Available data ▸
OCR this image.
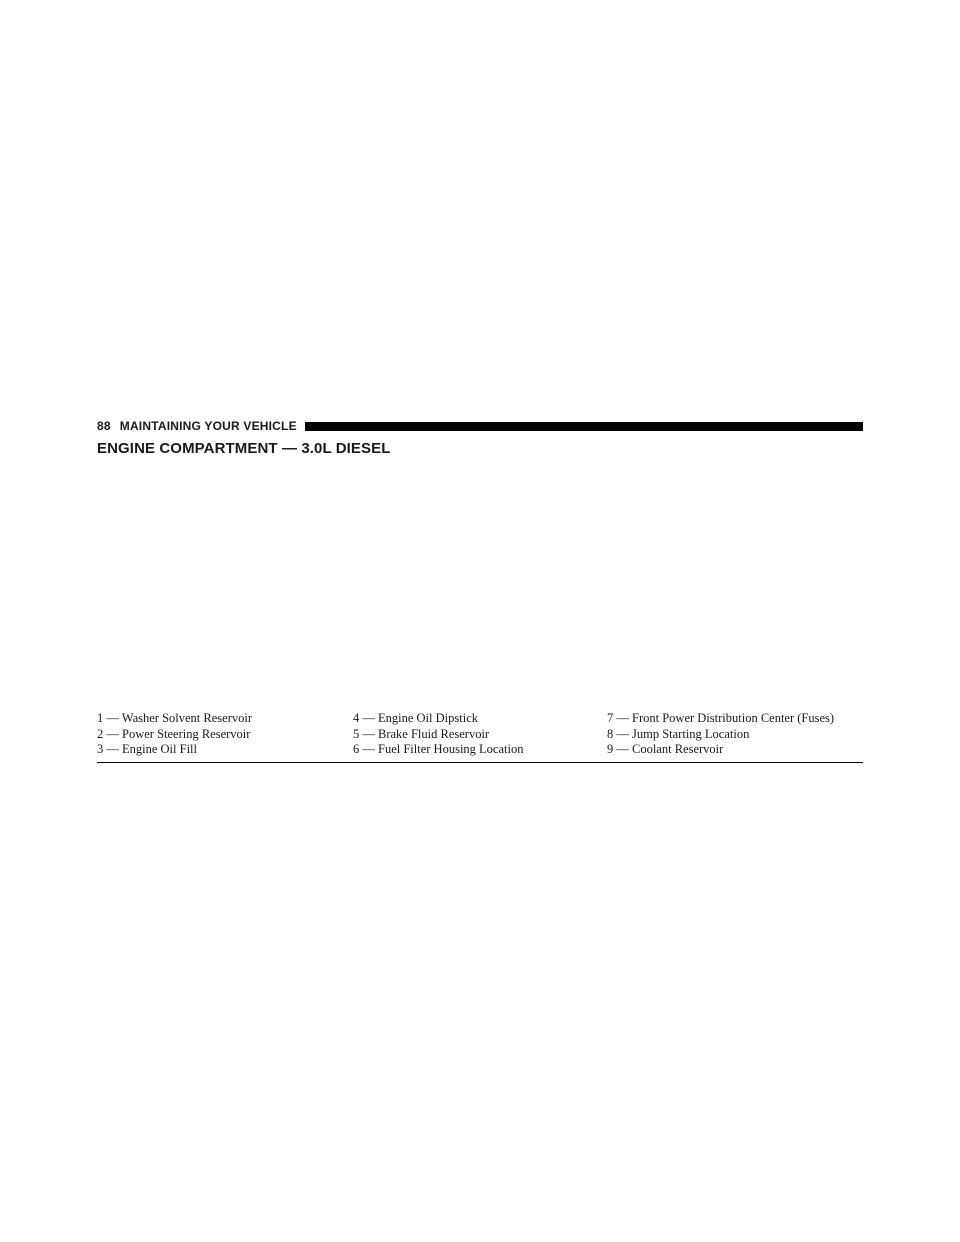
88 MAINTAINING YOUR VEHICLE
ENGINE COMPARTMENT — 3.0L DIESEL
1 — Washer Solvent Reservoir	4 — Engine Oil Dipstick	7 — Front Power Distribution Center (Fuses)
2 — Power Steering Reservoir	5 — Brake Fluid Reservoir	8 — Jump Starting Location
3 — Engine Oil Fill	6 — Fuel Filter Housing Location	9 — Coolant Reservoir
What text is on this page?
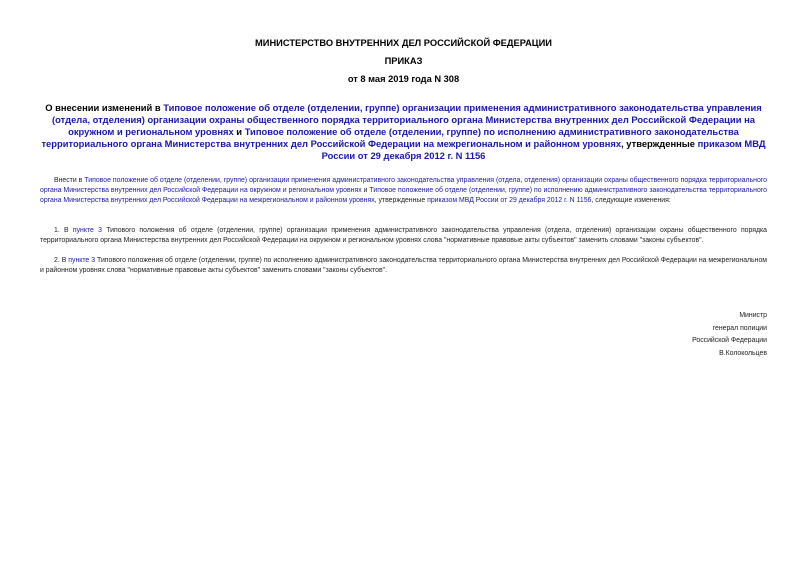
МИНИСТЕРСТВО ВНУТРЕННИХ ДЕЛ РОССИЙСКОЙ ФЕДЕРАЦИИ
ПРИКАЗ
от 8 мая 2019 года N 308
О внесении изменений в Типовое положение об отделе (отделении, группе) организации применения административного законодательства управления (отдела, отделения) организации охраны общественного порядка территориального органа Министерства внутренних дел Российской Федерации на окружном и региональном уровнях и Типовое положение об отделе (отделении, группе) по исполнению административного законодательства территориального органа Министерства внутренних дел Российской Федерации на межрегиональном и районном уровнях, утвержденные приказом МВД России от 29 декабря 2012 г. N 1156
Внести в Типовое положение об отделе (отделении, группе) организации применения административного законодательства управления (отдела, отделения) организации охраны общественного порядка территориального органа Министерства внутренних дел Российской Федерации на окружном и региональном уровнях и Типовое положение об отделе (отделении, группе) по исполнению административного законодательства территориального органа Министерства внутренних дел Российской Федерации на межрегиональном и районном уровнях, утвержденные приказом МВД России от 29 декабря 2012 г. N 1156, следующие изменения:
1. В пункте 3 Типового положения об отделе (отделении, группе) организации применения административного законодательства управления (отдела, отделения) организации охраны общественного порядка территориального органа Министерства внутренних дел Российской Федерации на окружном и региональном уровнях слова "нормативные правовые акты субъектов" заменить словами "законы субъектов".
2. В пункте 3 Типового положения об отделе (отделении, группе) по исполнению административного законодательства территориального органа Министерства внутренних дел Российской Федерации на межрегиональном и районном уровнях слова "нормативные правовые акты субъектов" заменить словами "законы субъектов".
Министр
генерал полиции
Российской Федерации
В.Колокольцев
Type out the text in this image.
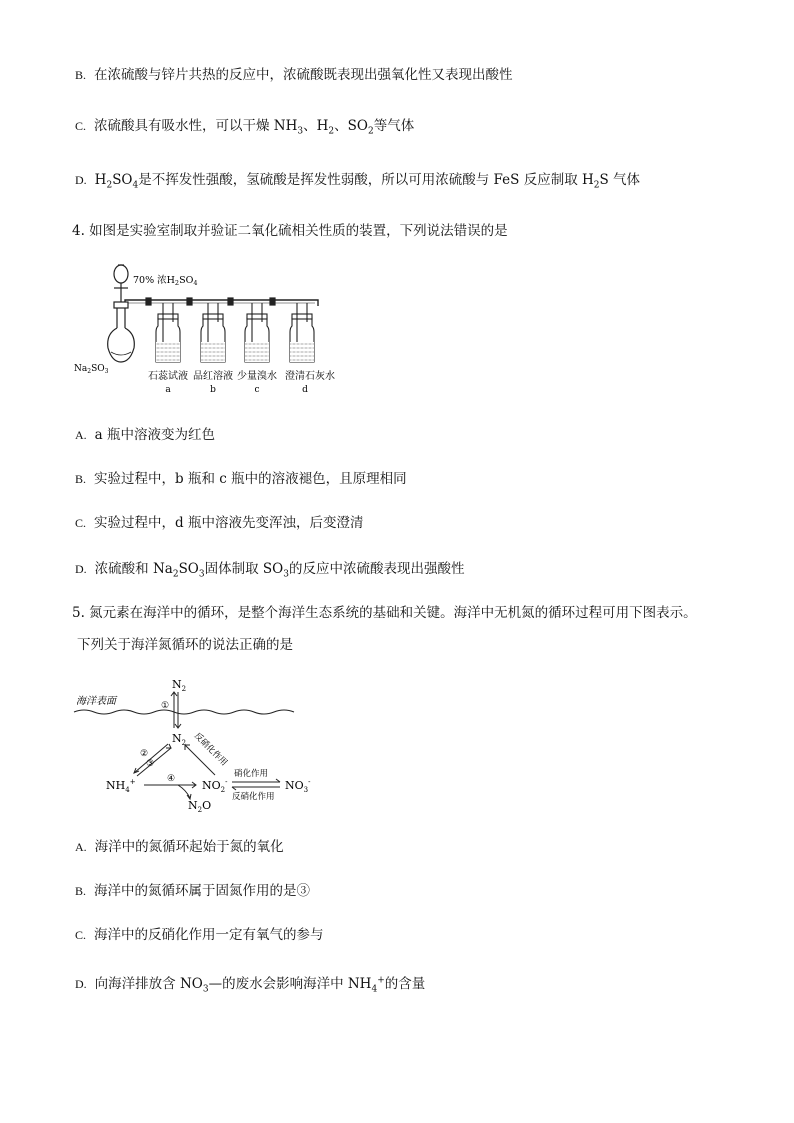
B. 在浓硫酸与锌片共热的反应中，浓硫酸既表现出强氧化性又表现出酸性
C. 浓硫酸具有吸水性，可以干燥 $NH_3$、$H_2$、$SO_2$等气体
D. $H_2SO_4$是不挥发性强酸，氢硫酸是挥发性弱酸，所以可用浓硫酸与 FeS 反应制取 $H_2S$ 气体
4. 如图是实验室制取并验证二氧化硫相关性质的装置，下列说法错误的是
70% 浓$H_2SO_4$
$Na_2SO_3$	石蕊试液
a
品红溶液
b
少量溴水
c
澄清石灰水
d
A. a 瓶中溶液变为红色
B. 实验过程中，b 瓶和 c 瓶中的溶液褪色，且原理相同
C. 实验过程中，d 瓶中溶液先变浑浊，后变澄清
D. 浓硫酸和 $Na_2SO_3$固体制取 $SO_3$的反应中浓硫酸表现出强酸性
5. 氮元素在海洋中的循环，是整个海洋生态系统的基础和关键。海洋中无机氮的循环过程可用下图表示。
下列关于海洋氮循环的说法正确的是
海洋表面
$N_2$
①
$N_2$
②
③	反硝化作用
$NH_4^+$	④ $NO_2^-$
$N_2O$
硝化作用
反硝化作用
$NO_3^-$
A. 海洋中的氮循环起始于氮的氧化
B. 海洋中的氮循环属于固氮作用的是③
C. 海洋中的反硝化作用一定有氧气的参与
D. 向海洋排放含 $NO_3—$的废水会影响海洋中 $NH_4^+$的含量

Exercise ▸ Search the entries for the word "словами", then list each line that holds it.

Response to the task ▸
1. В пункте 3 Типового положения об отделе (отделении, группе) организации применения административного законодательства управления (отдела, отделения) организации охраны общественного порядка территориального органа Министерства внутренних дел Российской Федерации на окружном и региональном уровнях слова "нормативные правовые акты субъектов" заменить словами "законы субъектов".
2. В пункте 3 Типового положения об отделе (отделении, группе) по исполнению административного законодательства территориального органа Министерства внутренних дел Российской Федерации на межрегиональном и районном уровнях слова "нормативные правовые акты субъектов" заменить словами "законы субъектов".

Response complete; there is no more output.